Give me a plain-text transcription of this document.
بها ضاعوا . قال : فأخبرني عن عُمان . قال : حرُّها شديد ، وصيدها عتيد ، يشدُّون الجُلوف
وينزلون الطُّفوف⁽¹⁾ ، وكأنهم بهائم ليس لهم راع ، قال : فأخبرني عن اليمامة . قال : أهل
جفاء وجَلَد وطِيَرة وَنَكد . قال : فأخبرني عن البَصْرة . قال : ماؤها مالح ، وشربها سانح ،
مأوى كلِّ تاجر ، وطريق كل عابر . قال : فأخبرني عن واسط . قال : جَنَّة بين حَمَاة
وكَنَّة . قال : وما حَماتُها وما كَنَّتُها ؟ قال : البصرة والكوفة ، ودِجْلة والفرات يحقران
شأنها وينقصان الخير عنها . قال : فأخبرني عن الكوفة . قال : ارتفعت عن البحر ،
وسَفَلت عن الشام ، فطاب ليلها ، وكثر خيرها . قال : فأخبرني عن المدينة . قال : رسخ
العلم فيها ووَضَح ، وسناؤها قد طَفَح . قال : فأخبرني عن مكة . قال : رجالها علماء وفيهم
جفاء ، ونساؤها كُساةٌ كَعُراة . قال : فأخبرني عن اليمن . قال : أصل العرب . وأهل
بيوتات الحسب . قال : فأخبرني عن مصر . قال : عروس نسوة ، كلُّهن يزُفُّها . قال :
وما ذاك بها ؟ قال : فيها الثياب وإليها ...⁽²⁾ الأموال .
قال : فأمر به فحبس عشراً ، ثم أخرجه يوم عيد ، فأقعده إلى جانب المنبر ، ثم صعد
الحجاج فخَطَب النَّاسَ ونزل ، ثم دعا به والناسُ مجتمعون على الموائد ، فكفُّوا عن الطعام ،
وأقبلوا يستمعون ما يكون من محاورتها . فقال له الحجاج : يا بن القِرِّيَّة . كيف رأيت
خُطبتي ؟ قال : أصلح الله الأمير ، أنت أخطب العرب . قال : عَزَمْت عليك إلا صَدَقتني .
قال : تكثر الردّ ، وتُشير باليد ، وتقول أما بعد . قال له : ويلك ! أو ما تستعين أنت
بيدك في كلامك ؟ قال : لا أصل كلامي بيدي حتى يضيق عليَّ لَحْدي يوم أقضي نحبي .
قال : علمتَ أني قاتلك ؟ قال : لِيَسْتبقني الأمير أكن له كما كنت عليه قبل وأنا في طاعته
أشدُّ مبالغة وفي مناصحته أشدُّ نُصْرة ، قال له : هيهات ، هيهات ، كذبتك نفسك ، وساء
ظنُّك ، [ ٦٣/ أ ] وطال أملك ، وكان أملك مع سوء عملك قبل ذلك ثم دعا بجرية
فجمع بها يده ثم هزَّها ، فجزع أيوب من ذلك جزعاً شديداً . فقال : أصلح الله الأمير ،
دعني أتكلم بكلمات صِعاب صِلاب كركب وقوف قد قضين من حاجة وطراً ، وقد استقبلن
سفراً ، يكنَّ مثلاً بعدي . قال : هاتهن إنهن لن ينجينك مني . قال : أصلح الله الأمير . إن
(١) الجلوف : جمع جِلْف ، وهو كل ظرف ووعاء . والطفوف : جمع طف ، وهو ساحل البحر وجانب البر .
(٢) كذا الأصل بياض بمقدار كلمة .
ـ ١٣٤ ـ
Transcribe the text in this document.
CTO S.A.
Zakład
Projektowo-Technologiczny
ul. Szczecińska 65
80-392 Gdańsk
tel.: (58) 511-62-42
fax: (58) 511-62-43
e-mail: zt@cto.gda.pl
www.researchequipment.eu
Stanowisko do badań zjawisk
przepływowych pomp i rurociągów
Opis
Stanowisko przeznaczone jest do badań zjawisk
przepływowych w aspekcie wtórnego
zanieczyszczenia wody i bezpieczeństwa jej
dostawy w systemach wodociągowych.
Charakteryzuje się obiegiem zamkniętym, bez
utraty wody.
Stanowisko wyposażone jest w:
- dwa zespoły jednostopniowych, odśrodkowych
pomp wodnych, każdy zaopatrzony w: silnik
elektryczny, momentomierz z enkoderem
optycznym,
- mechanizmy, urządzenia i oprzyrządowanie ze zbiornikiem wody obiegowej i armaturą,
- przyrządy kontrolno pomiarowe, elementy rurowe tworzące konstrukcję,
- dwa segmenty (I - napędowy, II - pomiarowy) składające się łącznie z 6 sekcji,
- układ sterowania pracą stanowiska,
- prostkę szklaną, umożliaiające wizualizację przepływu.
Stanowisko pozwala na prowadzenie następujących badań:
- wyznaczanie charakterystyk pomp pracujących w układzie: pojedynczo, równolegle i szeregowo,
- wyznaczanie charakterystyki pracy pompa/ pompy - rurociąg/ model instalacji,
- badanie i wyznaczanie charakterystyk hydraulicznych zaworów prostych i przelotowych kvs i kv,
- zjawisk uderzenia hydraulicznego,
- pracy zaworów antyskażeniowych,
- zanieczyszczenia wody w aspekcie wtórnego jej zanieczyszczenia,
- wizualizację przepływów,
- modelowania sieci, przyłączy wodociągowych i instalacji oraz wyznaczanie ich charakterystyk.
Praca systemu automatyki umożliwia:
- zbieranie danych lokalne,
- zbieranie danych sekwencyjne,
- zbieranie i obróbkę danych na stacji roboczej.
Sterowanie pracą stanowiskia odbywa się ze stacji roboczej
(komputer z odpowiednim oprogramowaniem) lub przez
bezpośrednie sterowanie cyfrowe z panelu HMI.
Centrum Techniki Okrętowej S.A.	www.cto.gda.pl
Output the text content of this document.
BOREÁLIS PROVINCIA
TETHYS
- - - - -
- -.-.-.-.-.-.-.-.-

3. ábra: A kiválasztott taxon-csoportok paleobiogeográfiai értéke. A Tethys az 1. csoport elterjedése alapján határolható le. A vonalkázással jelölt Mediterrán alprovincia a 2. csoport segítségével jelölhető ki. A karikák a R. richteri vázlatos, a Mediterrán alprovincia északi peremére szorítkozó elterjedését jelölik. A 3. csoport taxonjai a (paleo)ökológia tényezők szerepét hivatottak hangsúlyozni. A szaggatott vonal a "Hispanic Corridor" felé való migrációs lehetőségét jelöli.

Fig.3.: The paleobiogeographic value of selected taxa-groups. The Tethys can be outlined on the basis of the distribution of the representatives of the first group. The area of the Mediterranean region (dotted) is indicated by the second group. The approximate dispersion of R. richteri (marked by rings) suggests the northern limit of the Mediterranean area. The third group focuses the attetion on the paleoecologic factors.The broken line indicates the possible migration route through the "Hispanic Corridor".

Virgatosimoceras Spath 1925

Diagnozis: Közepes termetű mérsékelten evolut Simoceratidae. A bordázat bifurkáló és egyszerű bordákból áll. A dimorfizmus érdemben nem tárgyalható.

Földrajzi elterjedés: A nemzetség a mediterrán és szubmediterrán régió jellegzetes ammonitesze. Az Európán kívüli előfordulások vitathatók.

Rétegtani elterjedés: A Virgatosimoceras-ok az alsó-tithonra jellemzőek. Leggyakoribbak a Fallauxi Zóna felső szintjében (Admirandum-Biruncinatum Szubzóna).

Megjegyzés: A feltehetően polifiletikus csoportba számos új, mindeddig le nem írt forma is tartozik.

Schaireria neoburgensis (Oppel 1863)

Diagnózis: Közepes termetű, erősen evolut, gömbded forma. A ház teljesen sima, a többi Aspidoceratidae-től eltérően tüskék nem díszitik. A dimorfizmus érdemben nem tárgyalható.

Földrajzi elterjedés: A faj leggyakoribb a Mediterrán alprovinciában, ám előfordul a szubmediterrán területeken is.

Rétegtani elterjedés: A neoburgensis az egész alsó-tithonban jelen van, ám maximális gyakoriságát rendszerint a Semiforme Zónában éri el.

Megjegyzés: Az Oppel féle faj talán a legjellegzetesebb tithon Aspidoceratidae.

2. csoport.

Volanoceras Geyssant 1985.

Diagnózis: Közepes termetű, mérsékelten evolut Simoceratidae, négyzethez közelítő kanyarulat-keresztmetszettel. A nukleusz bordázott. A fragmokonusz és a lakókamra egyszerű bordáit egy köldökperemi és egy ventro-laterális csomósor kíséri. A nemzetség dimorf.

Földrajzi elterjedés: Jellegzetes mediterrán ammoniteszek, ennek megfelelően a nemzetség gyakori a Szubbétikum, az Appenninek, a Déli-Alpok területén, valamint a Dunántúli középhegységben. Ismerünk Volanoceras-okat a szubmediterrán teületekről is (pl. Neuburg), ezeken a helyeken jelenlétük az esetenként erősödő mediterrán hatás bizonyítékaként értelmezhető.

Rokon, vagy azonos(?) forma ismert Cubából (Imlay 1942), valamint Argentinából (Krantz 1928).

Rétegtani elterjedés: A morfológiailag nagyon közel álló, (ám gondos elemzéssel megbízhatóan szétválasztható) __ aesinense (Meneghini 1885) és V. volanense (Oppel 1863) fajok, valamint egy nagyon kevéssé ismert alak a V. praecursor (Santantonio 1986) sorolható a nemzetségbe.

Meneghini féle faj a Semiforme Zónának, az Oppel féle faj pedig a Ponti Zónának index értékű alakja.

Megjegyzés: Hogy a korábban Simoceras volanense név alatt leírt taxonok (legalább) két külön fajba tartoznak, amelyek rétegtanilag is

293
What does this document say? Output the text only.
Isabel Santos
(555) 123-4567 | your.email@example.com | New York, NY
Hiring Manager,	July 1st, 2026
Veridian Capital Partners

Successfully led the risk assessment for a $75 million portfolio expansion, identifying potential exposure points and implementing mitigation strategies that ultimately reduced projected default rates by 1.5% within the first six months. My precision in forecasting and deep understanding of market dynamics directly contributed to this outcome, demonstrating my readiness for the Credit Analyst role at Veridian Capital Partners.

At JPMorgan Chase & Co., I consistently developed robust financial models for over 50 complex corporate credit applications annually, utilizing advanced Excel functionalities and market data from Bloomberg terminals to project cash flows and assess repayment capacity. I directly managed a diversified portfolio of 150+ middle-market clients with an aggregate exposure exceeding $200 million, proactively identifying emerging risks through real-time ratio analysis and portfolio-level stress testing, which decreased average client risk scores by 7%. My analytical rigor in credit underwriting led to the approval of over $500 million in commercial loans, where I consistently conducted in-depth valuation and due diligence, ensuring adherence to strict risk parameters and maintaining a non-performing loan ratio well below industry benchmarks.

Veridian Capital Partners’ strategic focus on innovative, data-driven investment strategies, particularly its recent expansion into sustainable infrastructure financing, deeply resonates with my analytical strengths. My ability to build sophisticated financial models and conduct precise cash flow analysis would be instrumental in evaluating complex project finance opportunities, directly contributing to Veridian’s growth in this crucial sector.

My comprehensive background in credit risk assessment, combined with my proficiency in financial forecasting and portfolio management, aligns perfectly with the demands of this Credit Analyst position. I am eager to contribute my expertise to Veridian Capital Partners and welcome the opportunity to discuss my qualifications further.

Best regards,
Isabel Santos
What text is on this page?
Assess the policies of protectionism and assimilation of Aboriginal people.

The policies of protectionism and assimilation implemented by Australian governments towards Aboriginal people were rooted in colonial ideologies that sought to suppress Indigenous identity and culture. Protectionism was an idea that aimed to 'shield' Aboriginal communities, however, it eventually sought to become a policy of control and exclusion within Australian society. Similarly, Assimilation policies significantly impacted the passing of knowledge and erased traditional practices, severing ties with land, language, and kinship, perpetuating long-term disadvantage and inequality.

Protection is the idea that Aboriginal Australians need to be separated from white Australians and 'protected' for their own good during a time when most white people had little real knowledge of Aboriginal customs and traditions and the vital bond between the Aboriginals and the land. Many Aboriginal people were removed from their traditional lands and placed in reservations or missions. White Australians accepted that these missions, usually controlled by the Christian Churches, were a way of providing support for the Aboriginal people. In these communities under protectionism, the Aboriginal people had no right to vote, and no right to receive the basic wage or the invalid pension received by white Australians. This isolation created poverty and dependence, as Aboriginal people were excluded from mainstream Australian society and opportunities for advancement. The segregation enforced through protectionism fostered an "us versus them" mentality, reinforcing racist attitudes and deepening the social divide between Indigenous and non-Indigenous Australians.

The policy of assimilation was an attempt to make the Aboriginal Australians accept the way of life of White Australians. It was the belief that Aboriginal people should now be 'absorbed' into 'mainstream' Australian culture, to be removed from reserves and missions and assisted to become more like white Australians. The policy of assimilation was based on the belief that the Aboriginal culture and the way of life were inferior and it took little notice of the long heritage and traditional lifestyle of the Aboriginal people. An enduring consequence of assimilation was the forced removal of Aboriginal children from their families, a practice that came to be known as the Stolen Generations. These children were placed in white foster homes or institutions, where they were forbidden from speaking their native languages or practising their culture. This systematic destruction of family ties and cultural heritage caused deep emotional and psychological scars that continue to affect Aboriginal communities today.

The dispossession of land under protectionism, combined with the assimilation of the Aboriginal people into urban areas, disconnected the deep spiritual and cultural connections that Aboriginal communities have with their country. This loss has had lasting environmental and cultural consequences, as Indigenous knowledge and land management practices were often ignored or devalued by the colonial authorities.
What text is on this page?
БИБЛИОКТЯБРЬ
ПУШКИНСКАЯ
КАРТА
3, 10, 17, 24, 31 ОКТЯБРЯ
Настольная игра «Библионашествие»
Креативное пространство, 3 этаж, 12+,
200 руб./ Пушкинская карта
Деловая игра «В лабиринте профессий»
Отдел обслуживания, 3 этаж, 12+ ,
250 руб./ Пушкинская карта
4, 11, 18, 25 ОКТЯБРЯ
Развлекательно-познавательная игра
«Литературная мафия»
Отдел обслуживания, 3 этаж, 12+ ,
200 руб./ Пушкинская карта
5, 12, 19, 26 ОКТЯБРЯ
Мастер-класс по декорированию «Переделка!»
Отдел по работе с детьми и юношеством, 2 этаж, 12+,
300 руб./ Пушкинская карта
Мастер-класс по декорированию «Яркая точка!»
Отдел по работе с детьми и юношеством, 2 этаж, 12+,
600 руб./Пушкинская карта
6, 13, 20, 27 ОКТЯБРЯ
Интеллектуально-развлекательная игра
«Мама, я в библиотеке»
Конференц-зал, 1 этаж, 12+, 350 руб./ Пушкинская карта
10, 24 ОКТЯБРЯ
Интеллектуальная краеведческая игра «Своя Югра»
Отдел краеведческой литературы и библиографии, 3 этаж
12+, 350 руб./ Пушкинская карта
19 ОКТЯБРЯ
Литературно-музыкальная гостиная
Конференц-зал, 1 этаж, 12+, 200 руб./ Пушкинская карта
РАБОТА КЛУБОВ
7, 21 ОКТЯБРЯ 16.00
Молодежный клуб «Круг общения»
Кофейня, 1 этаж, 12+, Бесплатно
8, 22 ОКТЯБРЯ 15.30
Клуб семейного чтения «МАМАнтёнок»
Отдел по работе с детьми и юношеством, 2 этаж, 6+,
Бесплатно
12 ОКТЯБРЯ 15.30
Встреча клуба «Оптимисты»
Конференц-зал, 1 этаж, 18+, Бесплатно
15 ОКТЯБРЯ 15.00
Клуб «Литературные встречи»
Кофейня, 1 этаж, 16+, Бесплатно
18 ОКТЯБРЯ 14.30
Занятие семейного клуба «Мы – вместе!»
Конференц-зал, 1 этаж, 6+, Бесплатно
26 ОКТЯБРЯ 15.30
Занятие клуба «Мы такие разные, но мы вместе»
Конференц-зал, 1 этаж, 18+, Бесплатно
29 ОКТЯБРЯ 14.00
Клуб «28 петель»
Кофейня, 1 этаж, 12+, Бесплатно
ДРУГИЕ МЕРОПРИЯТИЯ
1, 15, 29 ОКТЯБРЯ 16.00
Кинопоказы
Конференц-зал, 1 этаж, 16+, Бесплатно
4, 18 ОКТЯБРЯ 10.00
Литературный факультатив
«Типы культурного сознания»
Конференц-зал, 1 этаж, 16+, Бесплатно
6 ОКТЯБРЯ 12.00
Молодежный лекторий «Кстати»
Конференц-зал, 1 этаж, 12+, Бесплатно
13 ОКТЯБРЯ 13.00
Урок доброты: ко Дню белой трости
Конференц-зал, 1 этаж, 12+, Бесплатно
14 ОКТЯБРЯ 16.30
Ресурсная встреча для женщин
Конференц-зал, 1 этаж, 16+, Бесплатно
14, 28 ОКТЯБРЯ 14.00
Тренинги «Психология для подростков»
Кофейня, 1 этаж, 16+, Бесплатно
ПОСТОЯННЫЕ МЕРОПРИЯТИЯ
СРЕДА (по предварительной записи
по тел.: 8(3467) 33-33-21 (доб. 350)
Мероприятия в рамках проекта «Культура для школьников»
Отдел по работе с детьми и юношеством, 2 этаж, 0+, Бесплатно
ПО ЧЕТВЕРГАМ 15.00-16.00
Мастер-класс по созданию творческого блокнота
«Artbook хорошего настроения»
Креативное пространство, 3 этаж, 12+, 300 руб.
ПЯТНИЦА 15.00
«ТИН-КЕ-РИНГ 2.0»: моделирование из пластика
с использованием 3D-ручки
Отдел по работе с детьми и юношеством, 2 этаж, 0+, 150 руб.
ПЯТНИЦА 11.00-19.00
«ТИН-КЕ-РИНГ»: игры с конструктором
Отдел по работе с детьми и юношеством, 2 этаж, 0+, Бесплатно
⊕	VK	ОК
┄┄┄┄┄┄┄┄┄┄
Each line in the listing above that contains "document" should be copied.

Give me a plain-text transcription of this document.
Transcribe the text in this document.
Output the text content of this document.
What does this document say? Output the text only.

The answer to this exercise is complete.